§ **What the task asks**
Transcribe the records that follow exactly. Skip the pictures.

§ **Raw records**
━━━━━━
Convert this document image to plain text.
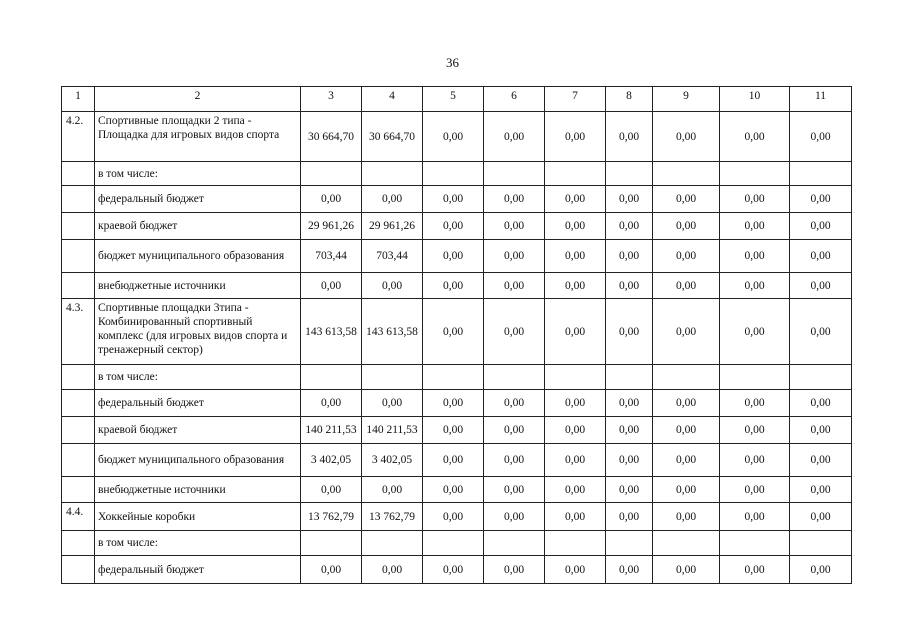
36
1	2	3	4	5	6	7	8	9	10	11
4.2.	Спортивные площадки 2 типа - Площадка для игровых видов спорта	30 664,70	30 664,70	0,00	0,00	0,00	0,00	0,00	0,00	0,00
	в том числе:									
	федеральный бюджет	0,00	0,00	0,00	0,00	0,00	0,00	0,00	0,00	0,00
	краевой бюджет	29 961,26	29 961,26	0,00	0,00	0,00	0,00	0,00	0,00	0,00
	бюджет муниципального образования	703,44	703,44	0,00	0,00	0,00	0,00	0,00	0,00	0,00
	внебюджетные источники	0,00	0,00	0,00	0,00	0,00	0,00	0,00	0,00	0,00
4.3.	Спортивные площадки 3типа - Комбинированный спортивный комплекс (для игровых видов спорта и тренажерный сектор)	143 613,58	143 613,58	0,00	0,00	0,00	0,00	0,00	0,00	0,00
	в том числе:									
	федеральный бюджет	0,00	0,00	0,00	0,00	0,00	0,00	0,00	0,00	0,00
	краевой бюджет	140 211,53	140 211,53	0,00	0,00	0,00	0,00	0,00	0,00	0,00
	бюджет муниципального образования	3 402,05	3 402,05	0,00	0,00	0,00	0,00	0,00	0,00	0,00
	внебюджетные источники	0,00	0,00	0,00	0,00	0,00	0,00	0,00	0,00	0,00
4.4.	Хоккейные коробки	13 762,79	13 762,79	0,00	0,00	0,00	0,00	0,00	0,00	0,00
	в том числе:									
	федеральный бюджет	0,00	0,00	0,00	0,00	0,00	0,00	0,00	0,00	0,00
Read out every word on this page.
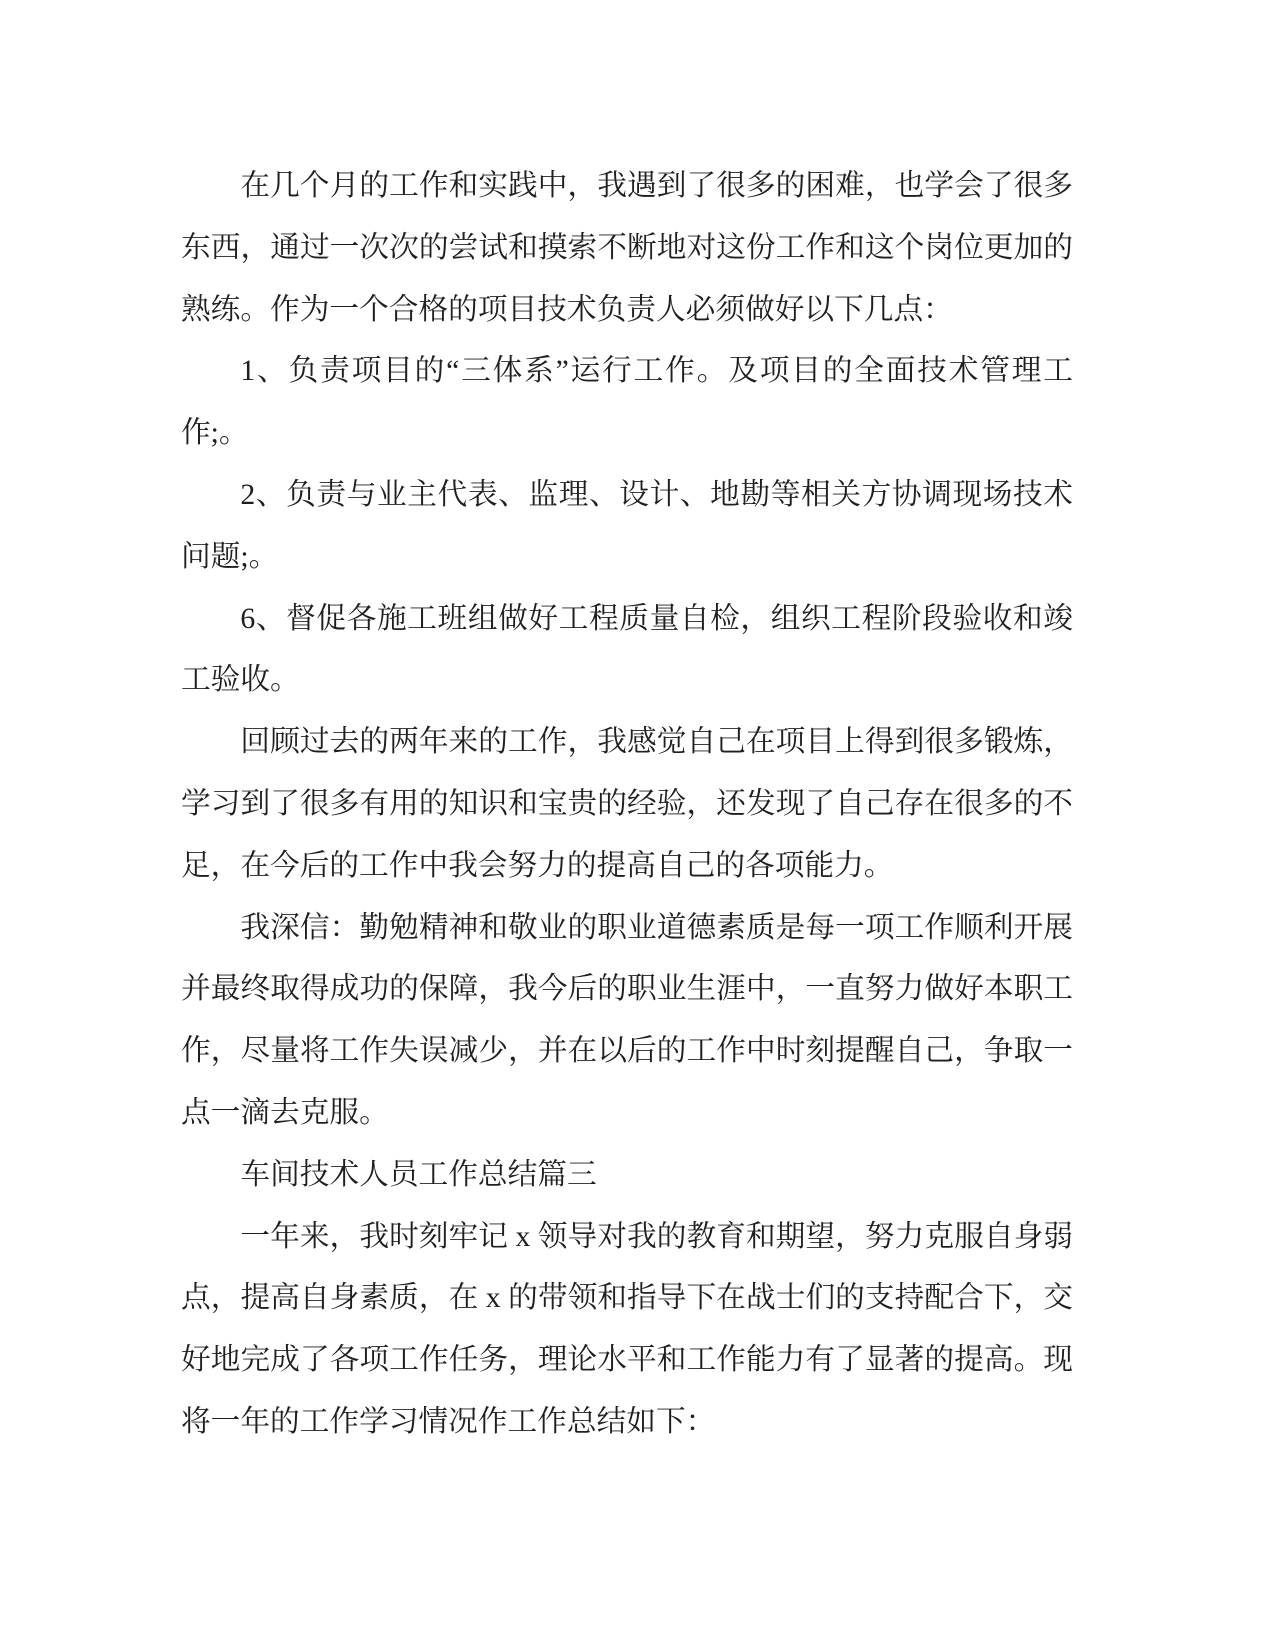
在几个月的工作和实践中，我遇到了很多的困难，也学会了很多东西，通过一次次的尝试和摸索不断地对这份工作和这个岗位更加的熟练。作为一个合格的项目技术负责人必须做好以下几点：

1、负责项目的“三体系”运行工作。及项目的全面技术管理工作;。

2、负责与业主代表、监理、设计、地勘等相关方协调现场技术问题;。

6、督促各施工班组做好工程质量自检，组织工程阶段验收和竣工验收。

回顾过去的两年来的工作，我感觉自己在项目上得到很多锻炼，学习到了很多有用的知识和宝贵的经验，还发现了自己存在很多的不足，在今后的工作中我会努力的提高自己的各项能力。

我深信：勤勉精神和敬业的职业道德素质是每一项工作顺利开展并最终取得成功的保障，我今后的职业生涯中，一直努力做好本职工作，尽量将工作失误减少，并在以后的工作中时刻提醒自己，争取一点一滴去克服。

车间技术人员工作总结篇三

一年来，我时刻牢记 x 领导对我的教育和期望，努力克服自身弱点，提高自身素质，在 x 的带领和指导下在战士们的支持配合下，交好地完成了各项工作任务，理论水平和工作能力有了显著的提高。现将一年的工作学习情况作工作总结如下：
━━━━━━
§ **Task solution**
Convert this document image to plain text.
36
1	2	3	4	5	6	7	8	9	10	11
4.2.	Спортивные площадки 2 типа - Площадка для игровых видов спорта	30 664,70	30 664,70	0,00	0,00	0,00	0,00	0,00	0,00	0,00
	в том числе:									
	федеральный бюджет	0,00	0,00	0,00	0,00	0,00	0,00	0,00	0,00	0,00
	краевой бюджет	29 961,26	29 961,26	0,00	0,00	0,00	0,00	0,00	0,00	0,00
	бюджет муниципального образования	703,44	703,44	0,00	0,00	0,00	0,00	0,00	0,00	0,00
	внебюджетные источники	0,00	0,00	0,00	0,00	0,00	0,00	0,00	0,00	0,00
4.3.	Спортивные площадки 3типа - Комбинированный спортивный комплекс (для игровых видов спорта и тренажерный сектор)	143 613,58	143 613,58	0,00	0,00	0,00	0,00	0,00	0,00	0,00
	в том числе:									
	федеральный бюджет	0,00	0,00	0,00	0,00	0,00	0,00	0,00	0,00	0,00
	краевой бюджет	140 211,53	140 211,53	0,00	0,00	0,00	0,00	0,00	0,00	0,00
	бюджет муниципального образования	3 402,05	3 402,05	0,00	0,00	0,00	0,00	0,00	0,00	0,00
	внебюджетные источники	0,00	0,00	0,00	0,00	0,00	0,00	0,00	0,00	0,00
4.4.	Хоккейные коробки	13 762,79	13 762,79	0,00	0,00	0,00	0,00	0,00	0,00	0,00
	в том числе:									
	федеральный бюджет	0,00	0,00	0,00	0,00	0,00	0,00	0,00	0,00	0,00
Read out every word on this page.
在几个月的工作和实践中，我遇到了很多的困难，也学会了很多东西，通过一次次的尝试和摸索不断地对这份工作和这个岗位更加的熟练。作为一个合格的项目技术负责人必须做好以下几点：

1、负责项目的“三体系”运行工作。及项目的全面技术管理工作;。

2、负责与业主代表、监理、设计、地勘等相关方协调现场技术问题;。

6、督促各施工班组做好工程质量自检，组织工程阶段验收和竣工验收。

回顾过去的两年来的工作，我感觉自己在项目上得到很多锻炼，学习到了很多有用的知识和宝贵的经验，还发现了自己存在很多的不足，在今后的工作中我会努力的提高自己的各项能力。

我深信：勤勉精神和敬业的职业道德素质是每一项工作顺利开展并最终取得成功的保障，我今后的职业生涯中，一直努力做好本职工作，尽量将工作失误减少，并在以后的工作中时刻提醒自己，争取一点一滴去克服。

车间技术人员工作总结篇三

一年来，我时刻牢记 x 领导对我的教育和期望，努力克服自身弱点，提高自身素质，在 x 的带领和指导下在战士们的支持配合下，交好地完成了各项工作任务，理论水平和工作能力有了显著的提高。现将一年的工作学习情况作工作总结如下：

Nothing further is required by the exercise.